Stored records
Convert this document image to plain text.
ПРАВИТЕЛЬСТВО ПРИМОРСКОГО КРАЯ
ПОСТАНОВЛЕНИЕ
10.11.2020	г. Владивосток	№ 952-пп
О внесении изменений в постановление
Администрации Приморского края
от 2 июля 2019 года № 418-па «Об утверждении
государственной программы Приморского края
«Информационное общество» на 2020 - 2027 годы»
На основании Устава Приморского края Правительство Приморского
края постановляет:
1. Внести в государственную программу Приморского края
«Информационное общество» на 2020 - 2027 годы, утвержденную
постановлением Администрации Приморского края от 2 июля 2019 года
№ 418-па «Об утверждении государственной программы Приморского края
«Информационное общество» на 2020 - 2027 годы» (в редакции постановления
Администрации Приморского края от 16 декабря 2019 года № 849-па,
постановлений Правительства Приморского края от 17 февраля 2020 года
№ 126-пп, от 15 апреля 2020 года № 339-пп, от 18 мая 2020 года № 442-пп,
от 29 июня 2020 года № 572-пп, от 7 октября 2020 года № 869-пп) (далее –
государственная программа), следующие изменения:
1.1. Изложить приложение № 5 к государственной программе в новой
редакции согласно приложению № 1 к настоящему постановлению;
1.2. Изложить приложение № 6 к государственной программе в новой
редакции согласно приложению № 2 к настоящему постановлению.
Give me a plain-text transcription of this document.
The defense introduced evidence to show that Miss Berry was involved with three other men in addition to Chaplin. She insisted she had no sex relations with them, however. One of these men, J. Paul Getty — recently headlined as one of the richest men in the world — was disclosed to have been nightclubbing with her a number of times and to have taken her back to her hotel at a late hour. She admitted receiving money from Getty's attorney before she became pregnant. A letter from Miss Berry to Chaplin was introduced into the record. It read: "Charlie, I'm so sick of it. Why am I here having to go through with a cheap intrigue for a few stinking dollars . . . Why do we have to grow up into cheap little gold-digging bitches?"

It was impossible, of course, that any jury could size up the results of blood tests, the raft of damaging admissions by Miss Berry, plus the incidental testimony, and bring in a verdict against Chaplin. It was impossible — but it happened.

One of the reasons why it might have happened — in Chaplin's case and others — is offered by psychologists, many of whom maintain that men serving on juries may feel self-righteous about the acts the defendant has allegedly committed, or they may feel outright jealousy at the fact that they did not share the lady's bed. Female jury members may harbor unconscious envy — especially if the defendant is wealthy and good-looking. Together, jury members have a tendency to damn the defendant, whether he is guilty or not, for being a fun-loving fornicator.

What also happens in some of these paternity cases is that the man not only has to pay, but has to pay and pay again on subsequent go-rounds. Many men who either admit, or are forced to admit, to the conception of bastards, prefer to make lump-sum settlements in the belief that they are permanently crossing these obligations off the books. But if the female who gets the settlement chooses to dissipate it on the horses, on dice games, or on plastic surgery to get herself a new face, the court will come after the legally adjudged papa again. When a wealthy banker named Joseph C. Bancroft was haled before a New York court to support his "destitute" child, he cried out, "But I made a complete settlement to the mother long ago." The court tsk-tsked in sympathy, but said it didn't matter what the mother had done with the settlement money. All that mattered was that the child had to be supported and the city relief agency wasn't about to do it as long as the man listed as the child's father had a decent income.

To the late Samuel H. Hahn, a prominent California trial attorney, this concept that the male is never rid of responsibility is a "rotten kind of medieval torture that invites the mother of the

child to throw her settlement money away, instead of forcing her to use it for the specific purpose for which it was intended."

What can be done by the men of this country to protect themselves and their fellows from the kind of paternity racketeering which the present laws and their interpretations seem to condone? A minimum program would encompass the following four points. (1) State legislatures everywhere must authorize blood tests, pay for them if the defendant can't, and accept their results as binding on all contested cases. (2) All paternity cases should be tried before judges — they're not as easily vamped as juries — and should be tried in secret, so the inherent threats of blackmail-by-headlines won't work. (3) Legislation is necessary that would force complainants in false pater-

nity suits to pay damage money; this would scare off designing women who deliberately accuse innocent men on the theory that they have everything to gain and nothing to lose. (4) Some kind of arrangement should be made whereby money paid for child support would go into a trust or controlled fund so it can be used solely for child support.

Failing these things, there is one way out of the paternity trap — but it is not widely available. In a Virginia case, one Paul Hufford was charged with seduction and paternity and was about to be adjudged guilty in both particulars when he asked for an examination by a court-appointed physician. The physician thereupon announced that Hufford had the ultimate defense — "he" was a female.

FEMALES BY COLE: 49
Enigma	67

TO BE DONE: What is the number of lines in these records that contain "новой"? Reply with the number only.

SOLVED PROBLEM: 2